◆ What you need to do
Write out the material again word for word, dropping any images it holds.

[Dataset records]
****************

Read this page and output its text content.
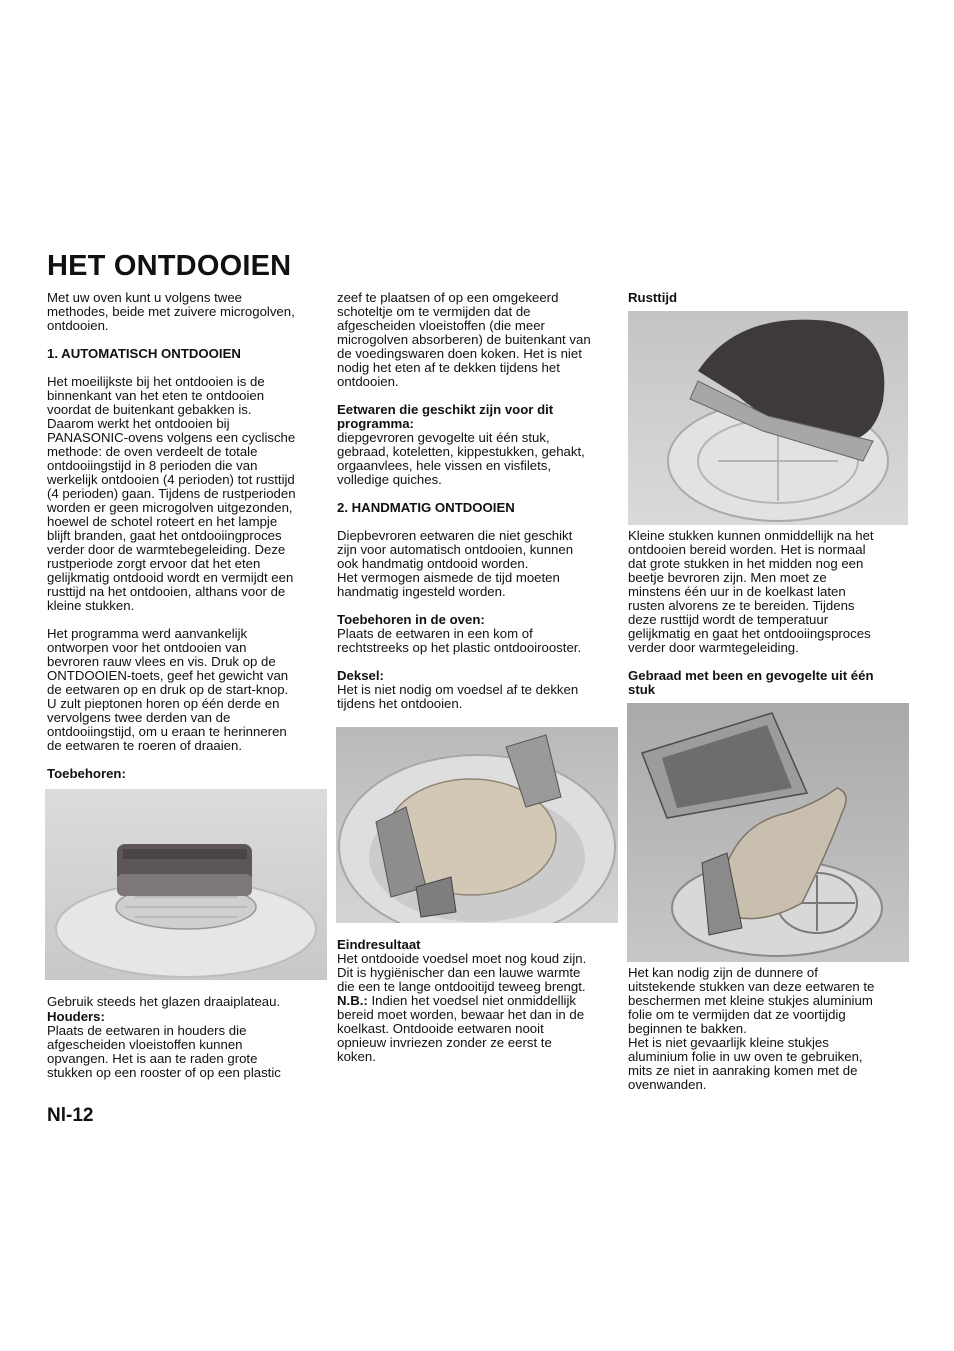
HET ONTDOOIEN

Met uw oven kunt u volgens twee
methodes, beide met zuivere microgolven,
ontdooien.

1. AUTOMATISCH ONTDOOIEN

Het moeilijkste bij het ontdooien is de
binnenkant van het eten te ontdooien
voordat de buitenkant gebakken is.
Daarom werkt het ontdooien bij
PANASONIC-ovens volgens een cyclische
methode: de oven verdeelt de totale
ontdooiingstijd in 8 perioden die van
werkelijk ontdooien (4 perioden) tot rusttijd
(4 perioden) gaan. Tijdens de rustperioden
worden er geen microgolven uitgezonden,
hoewel de schotel roteert en het lampje
blijft branden, gaat het ontdooiingproces
verder door de warmtebegeleiding. Deze
rustperiode zorgt ervoor dat het eten
gelijkmatig ontdooid wordt en vermijdt een
rusttijd na het ontdooien, althans voor de
kleine stukken.

Het programma werd aanvankelijk
ontworpen voor het ontdooien van
bevroren rauw vlees en vis. Druk op de
ONTDOOIEN-toets, geef het gewicht van
de eetwaren op en druk op de start-knop.
U zult pieptonen horen op één derde en
vervolgens twee derden van de
ontdooiingstijd, om u eraan te herinneren
de eetwaren te roeren of draaien.

Toebehoren:

Gebruik steeds het glazen draaiplateau.

Houders:

Plaats de eetwaren in houders die
afgescheiden vloeistoffen kunnen
opvangen. Het is aan te raden grote
stukken op een rooster of op een plastic

zeef te plaatsen of op een omgekeerd
schoteltje om te vermijden dat de
afgescheiden vloeistoffen (die meer
microgolven absorberen) de buitenkant van
de voedingswaren doen koken. Het is niet
nodig het eten af te dekken tijdens het
ontdooien.

Eetwaren die geschikt zijn voor dit
programma:

diepgevroren gevogelte uit één stuk,
gebraad, koteletten, kippestukken, gehakt,
orgaanvlees, hele vissen en visfilets,
volledige quiches.

2. HANDMATIG ONTDOOIEN

Diepbevroren eetwaren die niet geschikt
zijn voor automatisch ontdooien, kunnen
ook handmatig ontdooid worden.
Het vermogen aismede de tijd moeten
handmatig ingesteld worden.

Toebehoren in de oven:

Plaats de eetwaren in een kom of
rechtstreeks op het plastic ontdooirooster.

Deksel:

Het is niet nodig om voedsel af te dekken
tijdens het ontdooien.

Eindresultaat

Het ontdooide voedsel moet nog koud zijn.
Dit is hygiënischer dan een lauwe warmte
die een te lange ontdooitijd teweeg brengt.

N.B.: Indien het voedsel niet onmiddellijk
bereid moet worden, bewaar het dan in de
koelkast. Ontdooide eetwaren nooit
opnieuw invriezen zonder ze eerst te
koken.

Rusttijd

Kleine stukken kunnen onmiddellijk na het
ontdooien bereid worden. Het is normaal
dat grote stukken in het midden nog een
beetje bevroren zijn. Men moet ze
minstens één uur in de koelkast laten
rusten alvorens ze te bereiden. Tijdens
deze rusttijd wordt de temperatuur
gelijkmatig en gaat het ontdooiingsproces
verder door warmtegeleiding.

Gebraad met been en gevogelte uit één
stuk

Het kan nodig zijn de dunnere of
uitstekende stukken van deze eetwaren te
beschermen met kleine stukjes aluminium
folie om te vermijden dat ze voortijdig
beginnen te bakken.
Het is niet gevaarlijk kleine stukjes
aluminium folie in uw oven te gebruiken,
mits ze niet in aanraking komen met de
ovenwanden.

Nl-12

****************

◆ Output of the exercise
Read this page and output its text content.
HET ONTDOOIEN

Met uw oven kunt u volgens twee
methodes, beide met zuivere microgolven,
ontdooien.

1. AUTOMATISCH ONTDOOIEN

Het moeilijkste bij het ontdooien is de
binnenkant van het eten te ontdooien
voordat de buitenkant gebakken is.
Daarom werkt het ontdooien bij
PANASONIC-ovens volgens een cyclische
methode: de oven verdeelt de totale
ontdooiingstijd in 8 perioden die van
werkelijk ontdooien (4 perioden) tot rusttijd
(4 perioden) gaan. Tijdens de rustperioden
worden er geen microgolven uitgezonden,
hoewel de schotel roteert en het lampje
blijft branden, gaat het ontdooiingproces
verder door de warmtebegeleiding. Deze
rustperiode zorgt ervoor dat het eten
gelijkmatig ontdooid wordt en vermijdt een
rusttijd na het ontdooien, althans voor de
kleine stukken.

Het programma werd aanvankelijk
ontworpen voor het ontdooien van
bevroren rauw vlees en vis. Druk op de
ONTDOOIEN-toets, geef het gewicht van
de eetwaren op en druk op de start-knop.
U zult pieptonen horen op één derde en
vervolgens twee derden van de
ontdooiingstijd, om u eraan te herinneren
de eetwaren te roeren of draaien.

Toebehoren:

Gebruik steeds het glazen draaiplateau.

Houders:

Plaats de eetwaren in houders die
afgescheiden vloeistoffen kunnen
opvangen. Het is aan te raden grote
stukken op een rooster of op een plastic

zeef te plaatsen of op een omgekeerd
schoteltje om te vermijden dat de
afgescheiden vloeistoffen (die meer
microgolven absorberen) de buitenkant van
de voedingswaren doen koken. Het is niet
nodig het eten af te dekken tijdens het
ontdooien.

Eetwaren die geschikt zijn voor dit
programma:

diepgevroren gevogelte uit één stuk,
gebraad, koteletten, kippestukken, gehakt,
orgaanvlees, hele vissen en visfilets,
volledige quiches.

2. HANDMATIG ONTDOOIEN

Diepbevroren eetwaren die niet geschikt
zijn voor automatisch ontdooien, kunnen
ook handmatig ontdooid worden.
Het vermogen aismede de tijd moeten
handmatig ingesteld worden.

Toebehoren in de oven:

Plaats de eetwaren in een kom of
rechtstreeks op het plastic ontdooirooster.

Deksel:

Het is niet nodig om voedsel af te dekken
tijdens het ontdooien.

Eindresultaat

Het ontdooide voedsel moet nog koud zijn.
Dit is hygiënischer dan een lauwe warmte
die een te lange ontdooitijd teweeg brengt.

N.B.: Indien het voedsel niet onmiddellijk
bereid moet worden, bewaar het dan in de
koelkast. Ontdooide eetwaren nooit
opnieuw invriezen zonder ze eerst te
koken.

Rusttijd

Kleine stukken kunnen onmiddellijk na het
ontdooien bereid worden. Het is normaal
dat grote stukken in het midden nog een
beetje bevroren zijn. Men moet ze
minstens één uur in de koelkast laten
rusten alvorens ze te bereiden. Tijdens
deze rusttijd wordt de temperatuur
gelijkmatig en gaat het ontdooiingsproces
verder door warmtegeleiding.

Gebraad met been en gevogelte uit één
stuk

Het kan nodig zijn de dunnere of
uitstekende stukken van deze eetwaren te
beschermen met kleine stukjes aluminium
folie om te vermijden dat ze voortijdig
beginnen te bakken.
Het is niet gevaarlijk kleine stukjes
aluminium folie in uw oven te gebruiken,
mits ze niet in aanraking komen met de
ovenwanden.

Nl-12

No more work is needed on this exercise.